▶ **Given exercise 1**:
Write out the records word for word, from the line containing "toggle-switch[interactable] <box>462 368" up to and including the line containing "signal-icon <box>191 27 212 43</box>".

▶ **Document text**:
——

# Flow Drifter



## Nivek (Jan 24, 2008)

Its the Infinite I-Rock from 2011 with a new name. I liked it. One of the guys I worked with then rode the Drifter at SIA and really liked it too. Flow does not make a bad board, period.


----------



## Donutz (May 12, 2010)

Strangely I've almost never seen Flow boards mentioned on this forum. Not for good, not for bad.


----------



## Qball (Jun 22, 2010)

I remember seeing someone saying they really liked their Quantum and I see Nivek recommend flow all of the time. Also I think MPD has a flow merc if im not mistaken.


----------



## Nivek (Jan 24, 2008)

Donutz said:


> Strangely I've almost never seen Flow boards mentioned on this forum. Not for good, not for bad.


Yeah I tend to recommend them a lot. They're cheaper, loaded with tech, and I haven't ridden one that didn't ride well. And I don't know anyone else that though they didn't ride well. It's a small lineup, but the most solid on the market for sure. I'm really looking forward to my Shifty.


----------



## Deluxe954 (Dec 30, 2010)

I bought a Flow verve last season. Really solid and I really like it. Great in the park and it does fine with everything else. My friend has an Era and he really likes his too. Flow make great boards :thumbsup:


----------



## slyder (Jan 18, 2010)

Anyone know if "Angry Snowboarder" reviewed any of the Flow boards??? I'm to lazy to look at his site .....

The Flow rep was pushing the Era, hard, on me the other week when I ran into him. I also thought the Era was a mid-wide, which I prefer. I didn't think their graphics were all that hot, as I know that is not the important part but it does play into the decision making for most of us a bit.


----------



## Qball (Jun 22, 2010)

The Angry Snowboarder Blog Archive 2012 Flow Verve Used and Reviewed


----------



## Nivek (Jan 24, 2008)

I don't think its technically a midwide. But it definitely is wider than average for normal width boards. 

As far as the rep pushing the Era.... Whats your riding style?

And yeah the graphics are iffy, they have there place in the market though


----------



## slyder (Jan 18, 2010)

Nivek said:


> As far as the rep pushing the Era.... Whats your riding style?


I'm just a 43 year old dad that tries to keep up with his teenage kids and this will be the start of my 3rd season on a board :laugh:

Park, jumps and groomers. Midwest snow and manmade ice, heavily trafficked hills. I'm trying to improve my park, which is mostly boxes but I am very slowly learning rails, 5050'ing but will be trying boardslides this year. Jumping mostly smaller park jumps and wanting to do 3's.

——

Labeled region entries
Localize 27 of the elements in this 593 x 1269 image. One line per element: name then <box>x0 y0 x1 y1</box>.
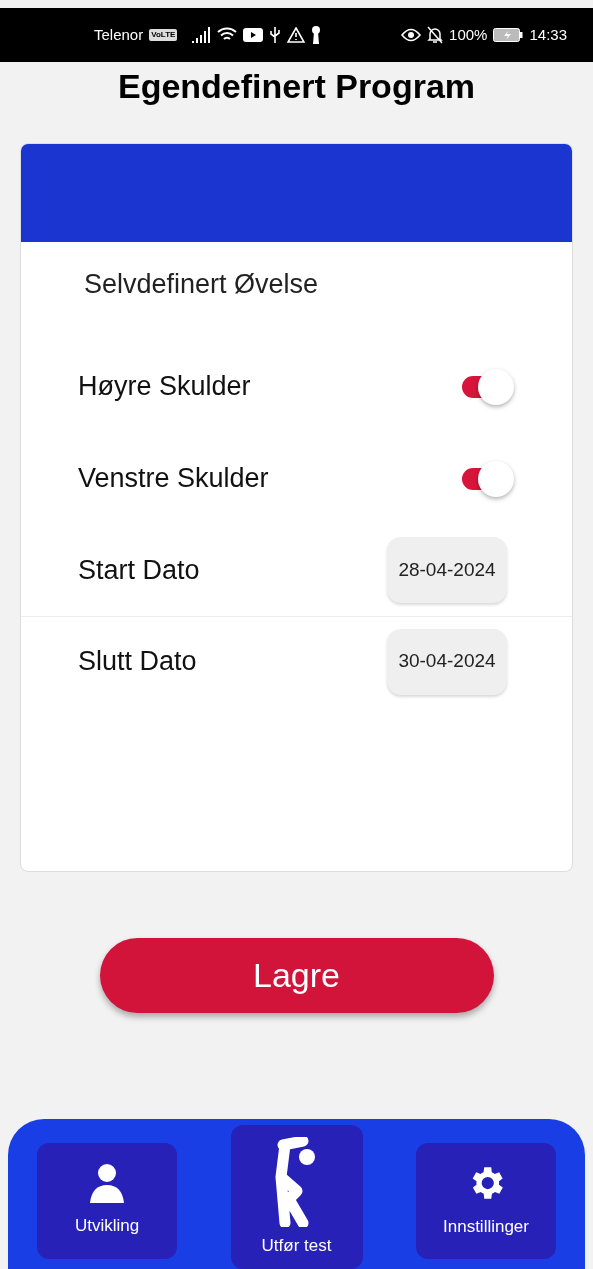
toggle-switch[interactable] <box>462 368 514 405</box>
date-label: Slutt Dato <box>78 645 198 679</box>
keyhole-icon <box>311 26 322 44</box>
page-title: Egendefinert Program <box>116 66 477 107</box>
card-heading: Selvdefinert Øvelse <box>83 268 320 301</box>
nav-tab[interactable]: Utfør test <box>230 1125 363 1269</box>
clock: 14:33 <box>529 24 567 45</box>
date-label: Start Dato <box>78 553 201 587</box>
date-button[interactable]: 30-04-2024 <box>387 628 507 695</box>
video-icon <box>243 28 264 42</box>
signal-icon <box>191 27 212 43</box>
network-badge: VoLTE <box>149 29 178 41</box>
switch-label: Venstre Skulder <box>78 462 270 496</box>
eye-icon <box>401 28 422 42</box>
nav-tab[interactable]: Utvikling <box>37 1143 177 1259</box>
switch-label: Høyre Skulder <box>78 370 252 404</box>
person-icon <box>88 1163 126 1204</box>
nav-tab[interactable]: Innstillinger <box>416 1143 556 1259</box>
battery-percentage: 100% <box>449 24 488 45</box>
carrier-name: Telenor <box>94 24 144 45</box>
battery-icon <box>493 28 524 42</box>
muted-bell-icon <box>427 26 444 44</box>
warning-icon <box>287 27 306 43</box>
usb-icon <box>269 26 282 44</box>
toggle-switch[interactable] <box>462 460 514 497</box>
save-button[interactable]: Lagre <box>99 938 494 1013</box>
date-button[interactable]: 28-04-2024 <box>387 537 507 603</box>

——

▶ **Given exercise 2**:
List every username that appears as the author of a post in the Flow Drifter thread, naming each one once.

▶ **Worked answer 1**:
toggle-switch[interactable] <box>462 368 514 405</box>
date-label: Slutt Dato <box>78 645 198 679</box>
keyhole-icon <box>311 26 322 44</box>
page-title: Egendefinert Program <box>116 66 477 107</box>
card-heading: Selvdefinert Øvelse <box>83 268 320 301</box>
nav-tab[interactable]: Utfør test <box>230 1125 363 1269</box>
clock: 14:33 <box>529 24 567 45</box>
date-label: Start Dato <box>78 553 201 587</box>
date-button[interactable]: 30-04-2024 <box>387 628 507 695</box>
video-icon <box>243 28 264 42</box>
signal-icon <box>191 27 212 43</box>

▶ **Worked answer 2**:
Nivek, Donutz, Qball, Deluxe954, slyder